**GIVEN REQUEST**
Go over the entries below line by line, copying each one that contains the word "header".
↓
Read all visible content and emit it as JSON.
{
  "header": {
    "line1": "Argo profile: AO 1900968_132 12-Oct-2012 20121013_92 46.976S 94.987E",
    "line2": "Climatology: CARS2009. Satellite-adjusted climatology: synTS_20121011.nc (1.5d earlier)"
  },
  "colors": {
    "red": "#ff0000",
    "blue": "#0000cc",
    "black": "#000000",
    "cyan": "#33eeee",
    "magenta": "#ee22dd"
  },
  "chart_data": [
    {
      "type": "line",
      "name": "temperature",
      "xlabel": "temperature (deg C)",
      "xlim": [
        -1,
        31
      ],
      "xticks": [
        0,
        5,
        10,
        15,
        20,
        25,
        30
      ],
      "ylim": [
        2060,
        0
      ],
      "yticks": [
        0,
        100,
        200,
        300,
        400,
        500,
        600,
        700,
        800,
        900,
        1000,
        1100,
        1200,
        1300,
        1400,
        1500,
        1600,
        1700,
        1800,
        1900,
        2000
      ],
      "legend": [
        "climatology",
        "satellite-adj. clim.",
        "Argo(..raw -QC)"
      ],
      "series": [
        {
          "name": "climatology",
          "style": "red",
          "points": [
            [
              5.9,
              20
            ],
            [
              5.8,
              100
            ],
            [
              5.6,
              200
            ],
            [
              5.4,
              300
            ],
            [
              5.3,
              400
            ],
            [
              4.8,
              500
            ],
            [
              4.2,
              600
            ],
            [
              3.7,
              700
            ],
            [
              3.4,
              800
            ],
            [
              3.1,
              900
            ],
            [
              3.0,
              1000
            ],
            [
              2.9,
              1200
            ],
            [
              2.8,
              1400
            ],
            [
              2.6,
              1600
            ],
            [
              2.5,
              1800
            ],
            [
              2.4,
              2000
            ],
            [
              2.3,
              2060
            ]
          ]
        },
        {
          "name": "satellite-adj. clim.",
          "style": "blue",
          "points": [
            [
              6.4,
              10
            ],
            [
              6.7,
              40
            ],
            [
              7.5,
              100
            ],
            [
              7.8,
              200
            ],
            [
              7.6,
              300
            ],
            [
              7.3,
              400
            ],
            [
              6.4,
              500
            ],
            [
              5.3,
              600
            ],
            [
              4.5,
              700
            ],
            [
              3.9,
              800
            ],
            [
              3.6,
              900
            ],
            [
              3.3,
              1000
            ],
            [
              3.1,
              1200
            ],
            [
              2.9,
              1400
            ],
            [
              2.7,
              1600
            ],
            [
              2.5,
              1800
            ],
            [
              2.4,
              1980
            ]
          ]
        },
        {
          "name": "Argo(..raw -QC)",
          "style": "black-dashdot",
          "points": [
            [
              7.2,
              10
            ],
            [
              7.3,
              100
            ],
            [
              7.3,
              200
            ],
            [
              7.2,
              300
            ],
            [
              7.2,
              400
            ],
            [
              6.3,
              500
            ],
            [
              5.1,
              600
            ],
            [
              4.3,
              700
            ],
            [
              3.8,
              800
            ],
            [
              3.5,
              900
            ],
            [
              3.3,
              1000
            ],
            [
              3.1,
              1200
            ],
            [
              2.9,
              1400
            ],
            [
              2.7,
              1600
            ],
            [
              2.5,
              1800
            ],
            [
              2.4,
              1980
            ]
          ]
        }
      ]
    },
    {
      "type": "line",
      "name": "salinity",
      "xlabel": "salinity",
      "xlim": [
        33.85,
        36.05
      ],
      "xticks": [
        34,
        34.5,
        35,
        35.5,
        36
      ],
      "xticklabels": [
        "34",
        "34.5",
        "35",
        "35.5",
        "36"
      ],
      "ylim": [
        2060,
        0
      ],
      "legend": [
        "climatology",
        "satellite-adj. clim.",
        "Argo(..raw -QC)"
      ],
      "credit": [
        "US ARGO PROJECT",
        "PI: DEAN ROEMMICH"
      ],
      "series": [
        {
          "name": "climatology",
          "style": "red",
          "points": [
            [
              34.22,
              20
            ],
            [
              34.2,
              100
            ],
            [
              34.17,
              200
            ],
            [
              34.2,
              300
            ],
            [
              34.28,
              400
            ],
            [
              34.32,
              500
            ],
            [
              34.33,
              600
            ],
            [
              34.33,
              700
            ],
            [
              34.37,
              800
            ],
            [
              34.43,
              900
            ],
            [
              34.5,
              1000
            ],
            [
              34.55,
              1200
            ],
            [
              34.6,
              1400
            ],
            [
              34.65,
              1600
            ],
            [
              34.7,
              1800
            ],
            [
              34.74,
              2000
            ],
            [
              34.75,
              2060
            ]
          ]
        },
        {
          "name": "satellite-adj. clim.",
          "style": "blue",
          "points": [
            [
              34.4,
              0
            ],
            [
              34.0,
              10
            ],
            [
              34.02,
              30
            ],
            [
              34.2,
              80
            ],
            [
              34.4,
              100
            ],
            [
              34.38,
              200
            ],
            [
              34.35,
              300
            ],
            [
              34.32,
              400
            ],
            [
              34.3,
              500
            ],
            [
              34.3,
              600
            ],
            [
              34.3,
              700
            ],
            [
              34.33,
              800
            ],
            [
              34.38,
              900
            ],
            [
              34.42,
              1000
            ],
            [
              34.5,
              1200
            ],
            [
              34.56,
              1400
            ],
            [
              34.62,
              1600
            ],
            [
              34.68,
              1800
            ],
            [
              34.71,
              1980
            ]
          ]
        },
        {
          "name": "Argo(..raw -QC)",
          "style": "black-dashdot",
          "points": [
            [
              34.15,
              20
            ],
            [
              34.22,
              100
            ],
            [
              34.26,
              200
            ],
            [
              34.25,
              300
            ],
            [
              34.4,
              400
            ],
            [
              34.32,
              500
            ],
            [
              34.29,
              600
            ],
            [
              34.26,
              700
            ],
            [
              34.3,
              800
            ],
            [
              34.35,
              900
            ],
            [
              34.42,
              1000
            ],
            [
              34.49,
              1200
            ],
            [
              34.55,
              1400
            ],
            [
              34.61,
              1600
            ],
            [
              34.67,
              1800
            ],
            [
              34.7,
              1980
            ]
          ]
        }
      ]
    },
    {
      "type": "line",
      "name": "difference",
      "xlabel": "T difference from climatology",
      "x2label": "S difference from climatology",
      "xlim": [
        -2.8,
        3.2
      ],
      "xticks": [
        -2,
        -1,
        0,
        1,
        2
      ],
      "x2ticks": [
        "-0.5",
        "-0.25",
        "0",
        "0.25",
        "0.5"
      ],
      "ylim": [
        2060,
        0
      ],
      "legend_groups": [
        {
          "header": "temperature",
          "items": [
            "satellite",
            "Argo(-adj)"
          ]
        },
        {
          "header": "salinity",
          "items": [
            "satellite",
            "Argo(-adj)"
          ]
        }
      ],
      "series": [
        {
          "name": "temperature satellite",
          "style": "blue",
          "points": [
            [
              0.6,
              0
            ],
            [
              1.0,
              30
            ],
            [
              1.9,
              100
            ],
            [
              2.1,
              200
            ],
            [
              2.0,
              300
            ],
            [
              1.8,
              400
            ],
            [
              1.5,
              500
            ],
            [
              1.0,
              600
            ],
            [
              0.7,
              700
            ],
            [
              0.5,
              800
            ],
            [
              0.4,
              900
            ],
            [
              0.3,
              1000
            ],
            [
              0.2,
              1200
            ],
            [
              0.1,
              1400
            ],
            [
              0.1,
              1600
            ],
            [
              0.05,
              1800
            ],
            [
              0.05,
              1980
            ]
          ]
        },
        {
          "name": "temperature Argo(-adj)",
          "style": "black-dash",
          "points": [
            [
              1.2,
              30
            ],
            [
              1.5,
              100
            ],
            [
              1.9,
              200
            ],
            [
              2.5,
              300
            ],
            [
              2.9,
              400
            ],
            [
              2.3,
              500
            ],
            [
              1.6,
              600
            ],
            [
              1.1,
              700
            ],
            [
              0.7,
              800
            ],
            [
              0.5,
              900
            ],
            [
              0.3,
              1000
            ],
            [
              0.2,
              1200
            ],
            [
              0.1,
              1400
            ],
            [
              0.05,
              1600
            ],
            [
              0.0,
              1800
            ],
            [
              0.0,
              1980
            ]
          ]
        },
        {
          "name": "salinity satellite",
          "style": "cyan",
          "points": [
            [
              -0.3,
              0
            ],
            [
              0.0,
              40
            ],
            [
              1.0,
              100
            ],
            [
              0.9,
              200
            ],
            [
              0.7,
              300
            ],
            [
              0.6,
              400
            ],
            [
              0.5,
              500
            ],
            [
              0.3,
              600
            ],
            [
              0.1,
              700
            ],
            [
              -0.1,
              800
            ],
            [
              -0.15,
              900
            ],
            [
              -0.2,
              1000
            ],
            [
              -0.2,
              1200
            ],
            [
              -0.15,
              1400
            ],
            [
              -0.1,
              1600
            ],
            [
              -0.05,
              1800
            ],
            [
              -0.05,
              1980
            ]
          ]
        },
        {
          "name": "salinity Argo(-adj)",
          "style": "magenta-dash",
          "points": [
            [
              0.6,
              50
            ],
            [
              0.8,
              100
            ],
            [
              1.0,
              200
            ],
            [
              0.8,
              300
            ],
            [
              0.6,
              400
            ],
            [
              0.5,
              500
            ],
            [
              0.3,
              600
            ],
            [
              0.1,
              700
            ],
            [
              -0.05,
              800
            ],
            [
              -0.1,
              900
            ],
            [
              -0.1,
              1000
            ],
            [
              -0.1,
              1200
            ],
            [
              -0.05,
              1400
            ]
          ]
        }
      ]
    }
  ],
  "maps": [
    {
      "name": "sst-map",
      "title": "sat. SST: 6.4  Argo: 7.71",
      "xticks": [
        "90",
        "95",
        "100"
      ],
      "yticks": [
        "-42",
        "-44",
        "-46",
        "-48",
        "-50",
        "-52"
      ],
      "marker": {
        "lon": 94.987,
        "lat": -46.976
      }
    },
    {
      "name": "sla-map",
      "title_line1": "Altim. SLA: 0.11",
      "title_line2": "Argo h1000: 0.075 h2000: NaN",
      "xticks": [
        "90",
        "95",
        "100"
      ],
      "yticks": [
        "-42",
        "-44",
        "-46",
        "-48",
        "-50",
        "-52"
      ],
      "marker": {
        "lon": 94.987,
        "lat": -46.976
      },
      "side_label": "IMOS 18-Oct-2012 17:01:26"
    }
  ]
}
↑
**FULL SOLUTION**
  "header": {
          "header": "temperature",
          "header": "salinity",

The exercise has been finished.